▶ Stored records:
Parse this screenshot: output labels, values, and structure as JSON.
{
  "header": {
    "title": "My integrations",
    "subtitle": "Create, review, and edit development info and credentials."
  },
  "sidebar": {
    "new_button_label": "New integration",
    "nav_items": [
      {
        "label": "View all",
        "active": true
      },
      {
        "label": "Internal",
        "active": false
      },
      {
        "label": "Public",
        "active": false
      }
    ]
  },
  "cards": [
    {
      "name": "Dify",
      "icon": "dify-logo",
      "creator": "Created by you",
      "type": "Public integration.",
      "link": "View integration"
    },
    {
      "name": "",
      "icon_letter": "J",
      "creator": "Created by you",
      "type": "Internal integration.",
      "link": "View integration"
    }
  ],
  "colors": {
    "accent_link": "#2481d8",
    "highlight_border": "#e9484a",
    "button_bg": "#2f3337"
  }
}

▶ Task description:
Copy out all the entries shown above, character for character.

▶ Task output:
Parse this screenshot: output labels, values, and structure as JSON.
{
  "header": {
    "title": "My integrations",
    "subtitle": "Create, review, and edit development info and credentials."
  },
  "sidebar": {
    "new_button_label": "New integration",
    "nav_items": [
      {
        "label": "View all",
        "active": true
      },
      {
        "label": "Internal",
        "active": false
      },
      {
        "label": "Public",
        "active": false
      }
    ]
  },
  "cards": [
    {
      "name": "Dify",
      "icon": "dify-logo",
      "creator": "Created by you",
      "type": "Public integration.",
      "link": "View integration"
    },
    {
      "name": "",
      "icon_letter": "J",
      "creator": "Created by you",
      "type": "Internal integration.",
      "link": "View integration"
    }
  ],
  "colors": {
    "accent_link": "#2481d8",
    "highlight_border": "#e9484a",
    "button_bg": "#2f3337"
  }
}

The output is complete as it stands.